Leave out any picture and return the remaining listing below exactly as given.

▬▬▬▬▬▬▬▬▬▬

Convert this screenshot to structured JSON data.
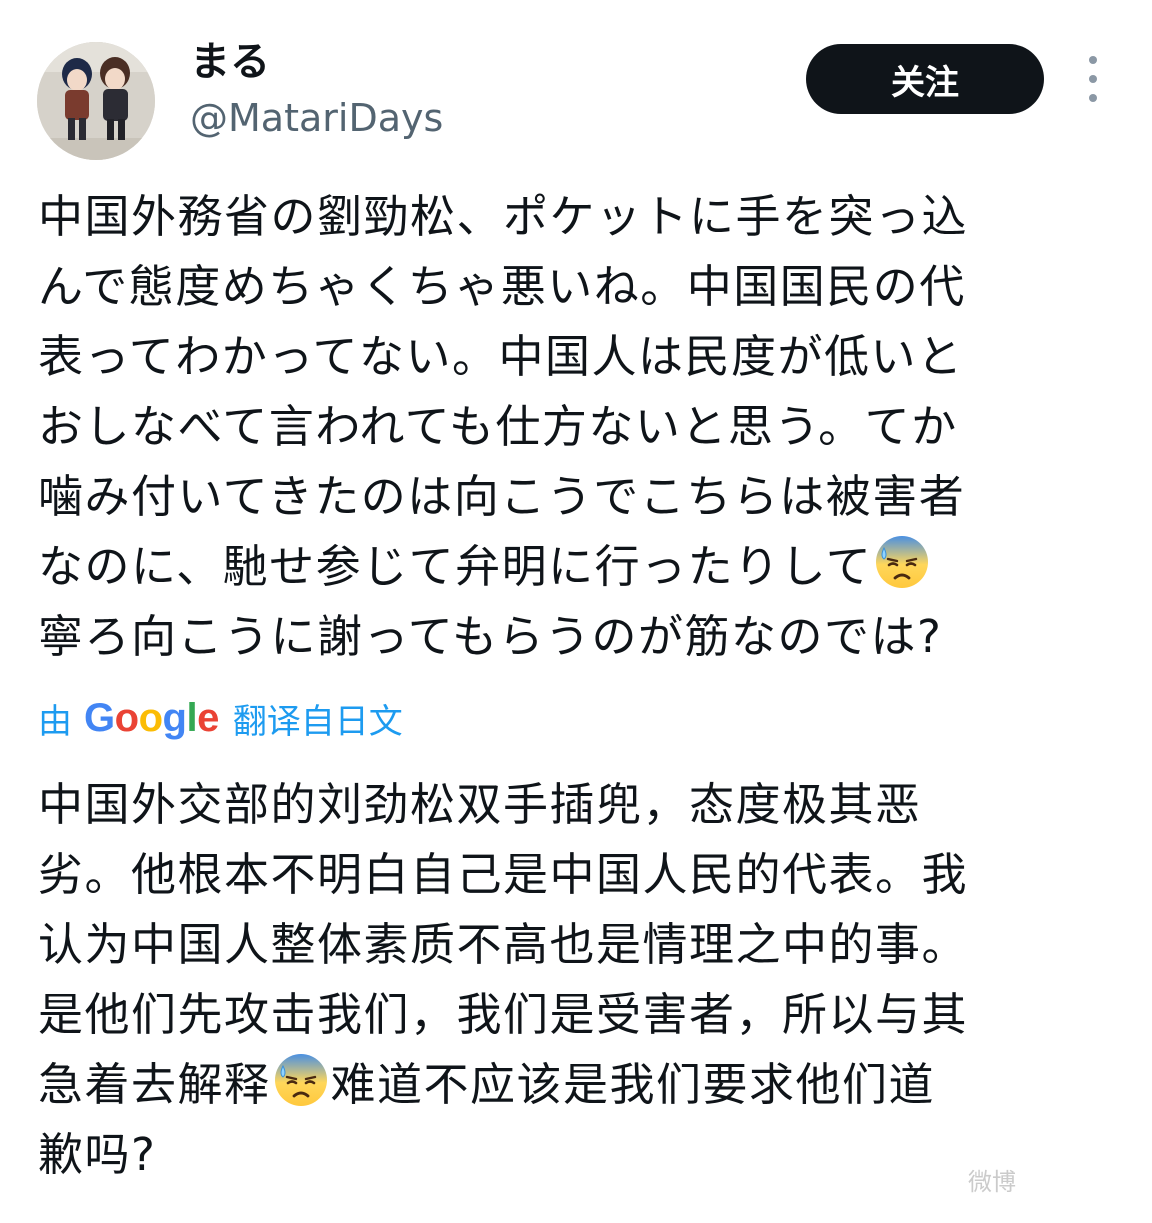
{
  "header": {
    "display_name": "まる",
    "handle": "@MatariDays",
    "follow_label": "关注"
  },
  "post": {
    "lines": [
      "中国外務省の劉勁松、ポケットに手を突っ込",
      "んで態度めちゃくちゃ悪いね。中国国民の代",
      "表ってわかってない。中国人は民度が低いと",
      "おしなべて言われても仕方ないと思う。てか",
      "噛み付いてきたのは向こうでこちらは被害者",
      "なのに、馳せ参じて弁明に行ったりして",
      "寧ろ向こうに謝ってもらうのが筋なのでは?"
    ],
    "emoji_icon": "anxious-face-with-sweat"
  },
  "translation": {
    "by_label": "由",
    "google_label": "Google",
    "from_label": "翻译自日文",
    "google_colors": [
      "#4285F4",
      "#EA4335",
      "#FBBC05",
      "#4285F4",
      "#34A853",
      "#EA4335"
    ],
    "lines": [
      "中国外交部的刘劲松双手插兜，态度极其恶",
      "劣。他根本不明白自己是中国人民的代表。我",
      "认为中国人整体素质不高也是情理之中的事。",
      "是他们先攻击我们，我们是受害者，所以与其",
      "急着去解释",
      "难道不应该是我们要求他们道",
      "歉吗?"
    ]
  },
  "watermark": "微博"
}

▬▬▬▬▬▬▬▬▬▬

● Solved exercise
Convert this screenshot to structured JSON data.
{
  "header": {
    "display_name": "まる",
    "handle": "@MatariDays",
    "follow_label": "关注"
  },
  "post": {
    "lines": [
      "中国外務省の劉勁松、ポケットに手を突っ込",
      "んで態度めちゃくちゃ悪いね。中国国民の代",
      "表ってわかってない。中国人は民度が低いと",
      "おしなべて言われても仕方ないと思う。てか",
      "噛み付いてきたのは向こうでこちらは被害者",
      "なのに、馳せ参じて弁明に行ったりして",
      "寧ろ向こうに謝ってもらうのが筋なのでは?"
    ],
    "emoji_icon": "anxious-face-with-sweat"
  },
  "translation": {
    "by_label": "由",
    "google_label": "Google",
    "from_label": "翻译自日文",
    "google_colors": [
      "#4285F4",
      "#EA4335",
      "#FBBC05",
      "#4285F4",
      "#34A853",
      "#EA4335"
    ],
    "lines": [
      "中国外交部的刘劲松双手插兜，态度极其恶",
      "劣。他根本不明白自己是中国人民的代表。我",
      "认为中国人整体素质不高也是情理之中的事。",
      "是他们先攻击我们，我们是受害者，所以与其",
      "急着去解释",
      "难道不应该是我们要求他们道",
      "歉吗?"
    ]
  },
  "watermark": "微博"
}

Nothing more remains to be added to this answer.